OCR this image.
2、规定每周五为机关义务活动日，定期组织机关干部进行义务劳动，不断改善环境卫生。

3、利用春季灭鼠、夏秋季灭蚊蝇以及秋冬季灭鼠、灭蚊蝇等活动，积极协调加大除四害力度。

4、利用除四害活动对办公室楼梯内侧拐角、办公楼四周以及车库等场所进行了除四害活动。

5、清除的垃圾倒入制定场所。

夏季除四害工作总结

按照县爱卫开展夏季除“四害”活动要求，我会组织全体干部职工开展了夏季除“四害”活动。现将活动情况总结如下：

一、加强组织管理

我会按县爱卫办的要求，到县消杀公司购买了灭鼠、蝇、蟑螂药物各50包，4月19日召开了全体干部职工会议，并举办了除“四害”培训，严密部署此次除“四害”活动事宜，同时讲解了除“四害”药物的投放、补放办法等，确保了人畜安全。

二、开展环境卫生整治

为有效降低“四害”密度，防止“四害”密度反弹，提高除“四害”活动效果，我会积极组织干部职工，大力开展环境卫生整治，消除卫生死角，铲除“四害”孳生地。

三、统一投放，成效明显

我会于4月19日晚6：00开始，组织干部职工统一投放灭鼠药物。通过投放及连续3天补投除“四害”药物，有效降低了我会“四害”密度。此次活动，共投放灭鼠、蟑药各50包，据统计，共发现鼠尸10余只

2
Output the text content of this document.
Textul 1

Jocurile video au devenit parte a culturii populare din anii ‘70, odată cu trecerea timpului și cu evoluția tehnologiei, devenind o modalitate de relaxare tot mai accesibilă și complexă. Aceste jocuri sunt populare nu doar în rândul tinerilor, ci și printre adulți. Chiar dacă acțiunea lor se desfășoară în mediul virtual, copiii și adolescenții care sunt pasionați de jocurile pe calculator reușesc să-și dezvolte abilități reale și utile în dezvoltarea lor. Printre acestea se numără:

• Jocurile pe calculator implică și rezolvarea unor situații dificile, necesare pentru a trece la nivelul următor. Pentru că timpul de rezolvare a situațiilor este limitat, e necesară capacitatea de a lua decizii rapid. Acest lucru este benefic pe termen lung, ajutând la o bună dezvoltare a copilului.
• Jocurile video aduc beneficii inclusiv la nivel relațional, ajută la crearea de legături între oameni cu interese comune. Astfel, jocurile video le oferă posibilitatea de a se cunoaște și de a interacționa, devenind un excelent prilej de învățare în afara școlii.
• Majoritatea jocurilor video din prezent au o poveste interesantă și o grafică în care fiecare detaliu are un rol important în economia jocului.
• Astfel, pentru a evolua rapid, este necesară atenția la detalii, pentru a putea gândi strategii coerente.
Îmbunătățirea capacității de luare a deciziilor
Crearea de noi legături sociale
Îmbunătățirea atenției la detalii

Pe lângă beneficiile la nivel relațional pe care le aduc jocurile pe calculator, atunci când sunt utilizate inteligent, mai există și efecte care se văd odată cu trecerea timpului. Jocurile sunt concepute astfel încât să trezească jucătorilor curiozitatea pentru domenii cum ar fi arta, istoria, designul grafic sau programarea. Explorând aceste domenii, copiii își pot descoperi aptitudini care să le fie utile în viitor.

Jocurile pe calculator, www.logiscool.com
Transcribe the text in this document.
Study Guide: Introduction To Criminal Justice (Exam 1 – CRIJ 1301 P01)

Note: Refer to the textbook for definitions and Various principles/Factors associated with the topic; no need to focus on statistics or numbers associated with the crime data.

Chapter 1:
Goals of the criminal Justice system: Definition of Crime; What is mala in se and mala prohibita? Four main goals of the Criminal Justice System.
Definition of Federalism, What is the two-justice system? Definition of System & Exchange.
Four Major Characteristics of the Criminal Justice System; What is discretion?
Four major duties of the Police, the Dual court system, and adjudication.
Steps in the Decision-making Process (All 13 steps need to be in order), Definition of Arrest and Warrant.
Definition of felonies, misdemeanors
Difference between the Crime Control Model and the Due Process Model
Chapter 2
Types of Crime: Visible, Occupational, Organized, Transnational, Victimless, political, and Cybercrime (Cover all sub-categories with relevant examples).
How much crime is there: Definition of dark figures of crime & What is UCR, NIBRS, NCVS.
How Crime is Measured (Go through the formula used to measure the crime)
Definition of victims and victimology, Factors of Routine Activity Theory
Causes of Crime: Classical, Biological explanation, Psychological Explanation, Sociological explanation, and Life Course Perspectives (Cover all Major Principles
————————
▶ [WORK TO BE COMPLETED] Copy all of the data exactly.

▶ [REPLY TO THE EXERCISE]
OCR this image.
2、规定每周五为机关义务活动日，定期组织机关干部进行义务劳动，不断改善环境卫生。

3、利用春季灭鼠、夏秋季灭蚊蝇以及秋冬季灭鼠、灭蚊蝇等活动，积极协调加大除四害力度。

4、利用除四害活动对办公室楼梯内侧拐角、办公楼四周以及车库等场所进行了除四害活动。

5、清除的垃圾倒入制定场所。

夏季除四害工作总结

按照县爱卫开展夏季除“四害”活动要求，我会组织全体干部职工开展了夏季除“四害”活动。现将活动情况总结如下：

一、加强组织管理

我会按县爱卫办的要求，到县消杀公司购买了灭鼠、蝇、蟑螂药物各50包，4月19日召开了全体干部职工会议，并举办了除“四害”培训，严密部署此次除“四害”活动事宜，同时讲解了除“四害”药物的投放、补放办法等，确保了人畜安全。

二、开展环境卫生整治

为有效降低“四害”密度，防止“四害”密度反弹，提高除“四害”活动效果，我会积极组织干部职工，大力开展环境卫生整治，消除卫生死角，铲除“四害”孳生地。

三、统一投放，成效明显

我会于4月19日晚6：00开始，组织干部职工统一投放灭鼠药物。通过投放及连续3天补投除“四害”药物，有效降低了我会“四害”密度。此次活动，共投放灭鼠、蟑药各50包，据统计，共发现鼠尸10余只

2
Output the text content of this document.
Textul 1

Jocurile video au devenit parte a culturii populare din anii ‘70, odată cu trecerea timpului și cu evoluția tehnologiei, devenind o modalitate de relaxare tot mai accesibilă și complexă. Aceste jocuri sunt populare nu doar în rândul tinerilor, ci și printre adulți. Chiar dacă acțiunea lor se desfășoară în mediul virtual, copiii și adolescenții care sunt pasionați de jocurile pe calculator reușesc să-și dezvolte abilități reale și utile în dezvoltarea lor. Printre acestea se numără:

• Jocurile pe calculator implică și rezolvarea unor situații dificile, necesare pentru a trece la nivelul următor. Pentru că timpul de rezolvare a situațiilor este limitat, e necesară capacitatea de a lua decizii rapid. Acest lucru este benefic pe termen lung, ajutând la o bună dezvoltare a copilului.
• Jocurile video aduc beneficii inclusiv la nivel relațional, ajută la crearea de legături între oameni cu interese comune. Astfel, jocurile video le oferă posibilitatea de a se cunoaște și de a interacționa, devenind un excelent prilej de învățare în afara școlii.
• Majoritatea jocurilor video din prezent au o poveste interesantă și o grafică în care fiecare detaliu are un rol important în economia jocului.
• Astfel, pentru a evolua rapid, este necesară atenția la detalii, pentru a putea gândi strategii coerente.
Îmbunătățirea capacității de luare a deciziilor
Crearea de noi legături sociale
Îmbunătățirea atenției la detalii

Pe lângă beneficiile la nivel relațional pe care le aduc jocurile pe calculator, atunci când sunt utilizate inteligent, mai există și efecte care se văd odată cu trecerea timpului. Jocurile sunt concepute astfel încât să trezească jucătorilor curiozitatea pentru domenii cum ar fi arta, istoria, designul grafic sau programarea. Explorând aceste domenii, copiii își pot descoperi aptitudini care să le fie utile în viitor.

Jocurile pe calculator, www.logiscool.com
Transcribe the text in this document.
Study Guide: Introduction To Criminal Justice (Exam 1 – CRIJ 1301 P01)

Note: Refer to the textbook for definitions and Various principles/Factors associated with the topic; no need to focus on statistics or numbers associated with the crime data.

Chapter 1:
Goals of the criminal Justice system: Definition of Crime; What is mala in se and mala prohibita? Four main goals of the Criminal Justice System.
Definition of Federalism, What is the two-justice system? Definition of System & Exchange.
Four Major Characteristics of the Criminal Justice System; What is discretion?
Four major duties of the Police, the Dual court system, and adjudication.
Steps in the Decision-making Process (All 13 steps need to be in order), Definition of Arrest and Warrant.
Definition of felonies, misdemeanors
Difference between the Crime Control Model and the Due Process Model
Chapter 2
Types of Crime: Visible, Occupational, Organized, Transnational, Victimless, political, and Cybercrime (Cover all sub-categories with relevant examples).
How much crime is there: Definition of dark figures of crime & What is UCR, NIBRS, NCVS.
How Crime is Measured (Go through the formula used to measure the crime)
Definition of victims and victimology, Factors of Routine Activity Theory
Causes of Crime: Classical, Biological explanation, Psychological Explanation, Sociological explanation, and Life Course Perspectives (Cover all Major Principles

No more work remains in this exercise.